▸ Problem
Can you rename "cell-rank" to "cell-position" and reproduce, otherwise unchanged, everything from the first of the lines below down to the line containing "cell-location: Radar Tramo"?
-- BEGIN Provided information --
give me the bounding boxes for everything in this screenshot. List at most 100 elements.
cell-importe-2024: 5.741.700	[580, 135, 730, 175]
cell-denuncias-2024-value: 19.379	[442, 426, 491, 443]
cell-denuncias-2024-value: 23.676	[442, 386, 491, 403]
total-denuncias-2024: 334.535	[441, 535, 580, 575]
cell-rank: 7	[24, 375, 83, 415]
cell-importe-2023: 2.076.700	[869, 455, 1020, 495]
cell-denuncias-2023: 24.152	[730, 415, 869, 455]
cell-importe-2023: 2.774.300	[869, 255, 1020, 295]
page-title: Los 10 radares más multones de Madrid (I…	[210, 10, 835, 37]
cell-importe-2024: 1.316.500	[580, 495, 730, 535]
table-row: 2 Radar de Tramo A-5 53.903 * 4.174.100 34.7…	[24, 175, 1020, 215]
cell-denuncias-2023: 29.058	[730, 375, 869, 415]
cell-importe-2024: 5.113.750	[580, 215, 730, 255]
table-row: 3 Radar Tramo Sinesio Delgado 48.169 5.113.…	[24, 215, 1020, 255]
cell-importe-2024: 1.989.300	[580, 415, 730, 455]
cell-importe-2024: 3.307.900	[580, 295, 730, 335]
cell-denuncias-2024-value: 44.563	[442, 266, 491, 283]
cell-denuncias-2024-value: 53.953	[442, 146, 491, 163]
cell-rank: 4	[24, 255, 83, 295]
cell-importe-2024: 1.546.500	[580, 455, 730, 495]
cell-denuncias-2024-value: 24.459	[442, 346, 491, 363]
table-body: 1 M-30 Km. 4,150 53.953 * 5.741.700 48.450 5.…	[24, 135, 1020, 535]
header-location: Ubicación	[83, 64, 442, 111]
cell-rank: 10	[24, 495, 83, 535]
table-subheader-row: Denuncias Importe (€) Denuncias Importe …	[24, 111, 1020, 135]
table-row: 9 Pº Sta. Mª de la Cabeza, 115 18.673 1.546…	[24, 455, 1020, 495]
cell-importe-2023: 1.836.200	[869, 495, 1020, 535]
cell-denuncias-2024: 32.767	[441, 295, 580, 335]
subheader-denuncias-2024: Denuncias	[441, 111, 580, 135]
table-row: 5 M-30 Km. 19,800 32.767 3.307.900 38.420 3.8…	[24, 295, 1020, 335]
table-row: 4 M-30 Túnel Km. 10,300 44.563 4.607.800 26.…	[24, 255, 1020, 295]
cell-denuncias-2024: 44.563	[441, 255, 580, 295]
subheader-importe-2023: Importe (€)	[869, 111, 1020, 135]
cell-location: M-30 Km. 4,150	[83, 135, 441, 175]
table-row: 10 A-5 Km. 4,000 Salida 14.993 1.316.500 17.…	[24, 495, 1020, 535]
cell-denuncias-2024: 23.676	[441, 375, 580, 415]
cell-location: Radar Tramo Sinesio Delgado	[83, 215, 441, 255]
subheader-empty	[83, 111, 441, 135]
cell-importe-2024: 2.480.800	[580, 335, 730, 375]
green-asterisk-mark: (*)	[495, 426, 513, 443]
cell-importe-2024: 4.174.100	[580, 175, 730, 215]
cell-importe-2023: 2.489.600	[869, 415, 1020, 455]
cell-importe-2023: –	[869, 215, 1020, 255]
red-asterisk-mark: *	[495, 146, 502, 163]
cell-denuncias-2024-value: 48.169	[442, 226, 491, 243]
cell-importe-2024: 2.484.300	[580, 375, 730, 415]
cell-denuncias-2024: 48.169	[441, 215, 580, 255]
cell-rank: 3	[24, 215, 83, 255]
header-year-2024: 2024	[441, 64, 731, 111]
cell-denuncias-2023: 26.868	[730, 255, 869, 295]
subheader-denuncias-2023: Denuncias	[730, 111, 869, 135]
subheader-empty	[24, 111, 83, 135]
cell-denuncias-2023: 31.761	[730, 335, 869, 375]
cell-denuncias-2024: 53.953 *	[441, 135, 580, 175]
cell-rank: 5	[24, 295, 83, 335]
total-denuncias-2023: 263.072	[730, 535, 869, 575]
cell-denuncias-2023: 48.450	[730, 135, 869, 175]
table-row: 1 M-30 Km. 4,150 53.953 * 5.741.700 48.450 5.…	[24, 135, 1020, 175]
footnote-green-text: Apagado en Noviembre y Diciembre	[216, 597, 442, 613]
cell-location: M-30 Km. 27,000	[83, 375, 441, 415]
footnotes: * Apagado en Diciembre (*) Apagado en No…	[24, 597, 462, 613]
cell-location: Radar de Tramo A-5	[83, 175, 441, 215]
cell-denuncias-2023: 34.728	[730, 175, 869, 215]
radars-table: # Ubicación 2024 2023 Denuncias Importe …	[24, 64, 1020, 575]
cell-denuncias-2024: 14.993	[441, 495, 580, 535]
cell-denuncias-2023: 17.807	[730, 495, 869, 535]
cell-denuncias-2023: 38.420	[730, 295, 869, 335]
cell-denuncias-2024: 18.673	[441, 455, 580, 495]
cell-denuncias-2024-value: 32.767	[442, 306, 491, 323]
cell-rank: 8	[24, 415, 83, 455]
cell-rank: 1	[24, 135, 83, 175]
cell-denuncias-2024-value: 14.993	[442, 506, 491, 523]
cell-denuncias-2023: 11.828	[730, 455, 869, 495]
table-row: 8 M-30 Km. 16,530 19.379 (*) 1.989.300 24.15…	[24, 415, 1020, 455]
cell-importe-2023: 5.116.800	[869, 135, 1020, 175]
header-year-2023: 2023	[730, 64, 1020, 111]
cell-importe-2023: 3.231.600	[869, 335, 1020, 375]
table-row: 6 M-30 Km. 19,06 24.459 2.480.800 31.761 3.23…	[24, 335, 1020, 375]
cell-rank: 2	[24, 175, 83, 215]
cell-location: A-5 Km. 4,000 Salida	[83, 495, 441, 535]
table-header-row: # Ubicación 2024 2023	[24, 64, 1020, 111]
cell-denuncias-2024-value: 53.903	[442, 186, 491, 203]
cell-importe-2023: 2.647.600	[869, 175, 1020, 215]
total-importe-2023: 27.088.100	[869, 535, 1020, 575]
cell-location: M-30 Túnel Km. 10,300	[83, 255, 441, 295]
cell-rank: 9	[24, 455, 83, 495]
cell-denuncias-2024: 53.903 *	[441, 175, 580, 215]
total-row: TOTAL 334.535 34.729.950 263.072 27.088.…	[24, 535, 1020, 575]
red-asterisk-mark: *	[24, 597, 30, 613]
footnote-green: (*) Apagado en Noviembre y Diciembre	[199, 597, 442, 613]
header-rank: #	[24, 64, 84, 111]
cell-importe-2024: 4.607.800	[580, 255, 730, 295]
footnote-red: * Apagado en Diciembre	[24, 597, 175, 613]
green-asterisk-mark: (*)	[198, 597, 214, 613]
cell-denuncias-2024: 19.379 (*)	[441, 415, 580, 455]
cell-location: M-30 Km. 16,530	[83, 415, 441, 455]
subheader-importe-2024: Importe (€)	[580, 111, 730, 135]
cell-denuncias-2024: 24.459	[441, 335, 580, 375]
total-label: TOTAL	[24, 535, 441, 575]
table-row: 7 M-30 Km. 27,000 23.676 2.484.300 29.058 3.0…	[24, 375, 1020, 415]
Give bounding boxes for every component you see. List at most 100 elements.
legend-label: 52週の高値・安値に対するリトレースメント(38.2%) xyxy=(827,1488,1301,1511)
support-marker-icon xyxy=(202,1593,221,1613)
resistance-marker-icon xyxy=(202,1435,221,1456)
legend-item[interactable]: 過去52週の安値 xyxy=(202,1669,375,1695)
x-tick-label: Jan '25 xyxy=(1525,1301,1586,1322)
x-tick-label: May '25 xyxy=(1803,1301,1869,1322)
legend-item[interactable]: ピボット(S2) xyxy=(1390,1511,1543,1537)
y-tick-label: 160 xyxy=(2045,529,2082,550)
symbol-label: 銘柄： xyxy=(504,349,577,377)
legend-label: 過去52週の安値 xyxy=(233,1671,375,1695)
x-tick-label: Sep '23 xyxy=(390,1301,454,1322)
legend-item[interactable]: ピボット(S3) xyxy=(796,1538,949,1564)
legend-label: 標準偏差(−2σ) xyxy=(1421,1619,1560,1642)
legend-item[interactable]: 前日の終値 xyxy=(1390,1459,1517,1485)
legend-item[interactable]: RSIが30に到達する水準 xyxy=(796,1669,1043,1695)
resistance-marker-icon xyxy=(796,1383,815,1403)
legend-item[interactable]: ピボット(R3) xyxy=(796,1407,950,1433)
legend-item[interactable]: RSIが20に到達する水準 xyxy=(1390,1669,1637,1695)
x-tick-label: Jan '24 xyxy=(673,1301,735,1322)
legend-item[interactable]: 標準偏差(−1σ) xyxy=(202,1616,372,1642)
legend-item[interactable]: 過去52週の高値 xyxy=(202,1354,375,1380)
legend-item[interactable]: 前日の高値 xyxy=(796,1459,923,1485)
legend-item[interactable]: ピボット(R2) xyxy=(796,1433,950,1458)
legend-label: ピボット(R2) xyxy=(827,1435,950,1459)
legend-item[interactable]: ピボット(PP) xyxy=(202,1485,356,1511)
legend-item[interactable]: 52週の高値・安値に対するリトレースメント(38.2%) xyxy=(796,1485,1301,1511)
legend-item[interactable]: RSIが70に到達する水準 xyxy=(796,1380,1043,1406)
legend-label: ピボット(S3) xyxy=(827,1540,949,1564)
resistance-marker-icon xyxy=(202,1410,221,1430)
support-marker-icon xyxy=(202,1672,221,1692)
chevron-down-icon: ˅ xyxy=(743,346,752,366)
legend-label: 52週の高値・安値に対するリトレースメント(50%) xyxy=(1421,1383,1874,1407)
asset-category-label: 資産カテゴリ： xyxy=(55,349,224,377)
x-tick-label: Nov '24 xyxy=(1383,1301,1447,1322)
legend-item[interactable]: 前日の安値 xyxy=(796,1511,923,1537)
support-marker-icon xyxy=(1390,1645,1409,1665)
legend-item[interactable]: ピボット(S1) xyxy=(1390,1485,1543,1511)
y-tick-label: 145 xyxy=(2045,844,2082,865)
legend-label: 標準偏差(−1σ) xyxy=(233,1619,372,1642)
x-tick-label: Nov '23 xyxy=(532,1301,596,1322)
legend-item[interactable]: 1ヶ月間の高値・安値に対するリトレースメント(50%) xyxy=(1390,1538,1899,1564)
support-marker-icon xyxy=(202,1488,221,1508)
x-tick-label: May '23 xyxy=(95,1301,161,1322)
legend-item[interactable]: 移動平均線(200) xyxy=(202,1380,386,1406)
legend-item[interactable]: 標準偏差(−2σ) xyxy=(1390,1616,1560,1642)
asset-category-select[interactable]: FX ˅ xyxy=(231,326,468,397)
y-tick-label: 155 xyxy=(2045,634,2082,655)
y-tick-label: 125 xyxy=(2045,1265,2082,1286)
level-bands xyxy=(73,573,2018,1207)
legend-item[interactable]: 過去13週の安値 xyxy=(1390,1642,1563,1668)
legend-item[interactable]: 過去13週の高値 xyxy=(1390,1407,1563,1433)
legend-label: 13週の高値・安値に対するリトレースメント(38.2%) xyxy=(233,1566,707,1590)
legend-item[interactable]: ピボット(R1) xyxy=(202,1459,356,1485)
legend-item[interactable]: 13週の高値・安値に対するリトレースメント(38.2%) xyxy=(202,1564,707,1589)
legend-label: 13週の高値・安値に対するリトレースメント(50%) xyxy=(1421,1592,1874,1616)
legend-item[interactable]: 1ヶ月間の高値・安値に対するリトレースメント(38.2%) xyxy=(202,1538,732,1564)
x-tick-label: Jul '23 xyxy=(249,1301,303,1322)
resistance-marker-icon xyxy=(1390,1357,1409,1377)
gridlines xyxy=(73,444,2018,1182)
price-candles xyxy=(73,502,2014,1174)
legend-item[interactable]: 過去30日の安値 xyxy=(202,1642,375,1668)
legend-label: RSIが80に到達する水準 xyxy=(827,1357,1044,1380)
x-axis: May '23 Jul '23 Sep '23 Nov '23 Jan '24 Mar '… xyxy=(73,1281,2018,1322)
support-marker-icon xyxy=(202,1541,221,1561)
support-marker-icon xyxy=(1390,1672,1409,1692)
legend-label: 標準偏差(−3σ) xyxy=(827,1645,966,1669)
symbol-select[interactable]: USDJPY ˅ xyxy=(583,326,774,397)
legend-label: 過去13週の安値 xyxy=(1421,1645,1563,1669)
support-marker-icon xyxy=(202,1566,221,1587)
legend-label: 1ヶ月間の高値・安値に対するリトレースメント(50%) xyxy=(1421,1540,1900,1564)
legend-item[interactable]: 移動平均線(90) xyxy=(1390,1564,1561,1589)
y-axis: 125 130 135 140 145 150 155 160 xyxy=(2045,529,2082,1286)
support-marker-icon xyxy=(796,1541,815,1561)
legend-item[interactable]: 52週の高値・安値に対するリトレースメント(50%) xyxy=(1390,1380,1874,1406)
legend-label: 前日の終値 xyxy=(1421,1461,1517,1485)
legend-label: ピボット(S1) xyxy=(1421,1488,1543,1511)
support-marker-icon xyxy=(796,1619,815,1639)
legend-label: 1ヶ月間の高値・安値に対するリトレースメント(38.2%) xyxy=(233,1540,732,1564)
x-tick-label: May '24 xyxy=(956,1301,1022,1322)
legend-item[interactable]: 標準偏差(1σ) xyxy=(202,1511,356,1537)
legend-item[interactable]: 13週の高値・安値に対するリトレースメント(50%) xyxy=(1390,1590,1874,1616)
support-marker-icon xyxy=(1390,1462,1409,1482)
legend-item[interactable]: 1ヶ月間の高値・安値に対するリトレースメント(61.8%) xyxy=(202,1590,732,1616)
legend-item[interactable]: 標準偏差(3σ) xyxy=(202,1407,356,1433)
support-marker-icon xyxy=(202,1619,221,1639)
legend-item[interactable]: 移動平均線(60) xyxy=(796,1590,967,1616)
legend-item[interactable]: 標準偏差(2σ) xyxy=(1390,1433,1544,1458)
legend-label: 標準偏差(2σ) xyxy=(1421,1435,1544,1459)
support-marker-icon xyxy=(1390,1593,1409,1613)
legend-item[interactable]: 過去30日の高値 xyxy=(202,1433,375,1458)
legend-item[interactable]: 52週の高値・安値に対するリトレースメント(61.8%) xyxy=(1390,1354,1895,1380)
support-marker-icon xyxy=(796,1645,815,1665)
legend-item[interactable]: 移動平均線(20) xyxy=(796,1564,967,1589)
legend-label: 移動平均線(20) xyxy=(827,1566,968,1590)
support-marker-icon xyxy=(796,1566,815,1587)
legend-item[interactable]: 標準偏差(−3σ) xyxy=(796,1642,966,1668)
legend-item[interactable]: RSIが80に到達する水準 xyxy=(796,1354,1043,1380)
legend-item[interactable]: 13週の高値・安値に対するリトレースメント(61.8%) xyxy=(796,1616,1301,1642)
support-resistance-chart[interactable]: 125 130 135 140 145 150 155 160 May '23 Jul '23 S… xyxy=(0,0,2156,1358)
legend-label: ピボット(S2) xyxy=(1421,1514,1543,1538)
-- END Provided information --
▸ Solution below
give me the bounding boxes for everything in this screenshot. List at most 100 elements.
cell-importe-2024: 5.741.700	[580, 135, 730, 175]
cell-denuncias-2024-value: 19.379	[442, 426, 491, 443]
cell-denuncias-2024-value: 23.676	[442, 386, 491, 403]
total-denuncias-2024: 334.535	[441, 535, 580, 575]
cell-position: 7	[24, 375, 83, 415]
cell-importe-2023: 2.076.700	[869, 455, 1020, 495]
cell-denuncias-2023: 24.152	[730, 415, 869, 455]
cell-importe-2023: 2.774.300	[869, 255, 1020, 295]
page-title: Los 10 radares más multones de Madrid (I…	[210, 10, 835, 37]
cell-importe-2024: 1.316.500	[580, 495, 730, 535]
table-row: 2 Radar de Tramo A-5 53.903 * 4.174.100 34.7…	[24, 175, 1020, 215]
cell-denuncias-2023: 29.058	[730, 375, 869, 415]
cell-importe-2024: 5.113.750	[580, 215, 730, 255]
table-row: 3 Radar Tramo Sinesio Delgado 48.169 5.113.…	[24, 215, 1020, 255]
cell-importe-2024: 1.989.300	[580, 415, 730, 455]
cell-importe-2024: 3.307.900	[580, 295, 730, 335]
cell-denuncias-2024-value: 44.563	[442, 266, 491, 283]
cell-denuncias-2024-value: 53.953	[442, 146, 491, 163]
cell-position: 4	[24, 255, 83, 295]
cell-importe-2024: 1.546.500	[580, 455, 730, 495]
cell-denuncias-2024-value: 24.459	[442, 346, 491, 363]
table-body: 1 M-30 Km. 4,150 53.953 * 5.741.700 48.450 5.…	[24, 135, 1020, 535]
header-location: Ubicación	[83, 64, 442, 111]
cell-position: 10	[24, 495, 83, 535]
table-subheader-row: Denuncias Importe (€) Denuncias Importe …	[24, 111, 1020, 135]
table-row: 9 Pº Sta. Mª de la Cabeza, 115 18.673 1.546…	[24, 455, 1020, 495]
cell-importe-2023: 1.836.200	[869, 495, 1020, 535]
cell-denuncias-2024: 32.767	[441, 295, 580, 335]
subheader-denuncias-2024: Denuncias	[441, 111, 580, 135]
table-row: 5 M-30 Km. 19,800 32.767 3.307.900 38.420 3.8…	[24, 295, 1020, 335]
table-row: 4 M-30 Túnel Km. 10,300 44.563 4.607.800 26.…	[24, 255, 1020, 295]
cell-denuncias-2024: 44.563	[441, 255, 580, 295]
subheader-importe-2023: Importe (€)	[869, 111, 1020, 135]
cell-location: M-30 Km. 4,150	[83, 135, 441, 175]
table-row: 10 A-5 Km. 4,000 Salida 14.993 1.316.500 17.…	[24, 495, 1020, 535]
cell-denuncias-2024: 23.676	[441, 375, 580, 415]
cell-location: Radar Tramo Sinesio Delgado	[83, 215, 441, 255]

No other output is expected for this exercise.